-- Start MATERIAL SHOWN --

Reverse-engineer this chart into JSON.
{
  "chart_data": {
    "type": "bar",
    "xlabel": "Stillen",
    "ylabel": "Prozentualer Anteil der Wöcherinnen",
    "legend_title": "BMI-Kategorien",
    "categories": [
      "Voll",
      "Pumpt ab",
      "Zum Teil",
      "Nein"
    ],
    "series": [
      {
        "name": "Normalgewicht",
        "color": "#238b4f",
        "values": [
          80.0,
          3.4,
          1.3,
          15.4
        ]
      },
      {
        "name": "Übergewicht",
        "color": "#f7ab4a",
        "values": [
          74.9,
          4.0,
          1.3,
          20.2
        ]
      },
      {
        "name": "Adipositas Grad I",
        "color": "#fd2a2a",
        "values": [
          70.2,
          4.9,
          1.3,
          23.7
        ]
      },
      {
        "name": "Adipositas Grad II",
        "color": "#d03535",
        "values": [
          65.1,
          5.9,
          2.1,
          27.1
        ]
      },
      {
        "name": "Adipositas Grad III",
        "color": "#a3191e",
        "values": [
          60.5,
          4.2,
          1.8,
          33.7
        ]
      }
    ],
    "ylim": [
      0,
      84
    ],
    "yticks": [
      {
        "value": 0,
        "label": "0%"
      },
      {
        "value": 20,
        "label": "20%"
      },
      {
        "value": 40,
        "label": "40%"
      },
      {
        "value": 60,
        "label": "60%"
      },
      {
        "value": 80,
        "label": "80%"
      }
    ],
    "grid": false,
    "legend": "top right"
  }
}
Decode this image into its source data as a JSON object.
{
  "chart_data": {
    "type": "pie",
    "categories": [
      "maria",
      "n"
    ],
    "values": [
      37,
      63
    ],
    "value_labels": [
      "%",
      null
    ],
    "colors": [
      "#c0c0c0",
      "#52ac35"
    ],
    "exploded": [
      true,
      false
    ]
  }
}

-- End MATERIAL SHOWN --

Go through the records and copy each line with "Adipositas" in it.

**TASK SOLUTION:**
        "name": "Adipositas Grad I",
        "name": "Adipositas Grad II",
        "name": "Adipositas Grad III",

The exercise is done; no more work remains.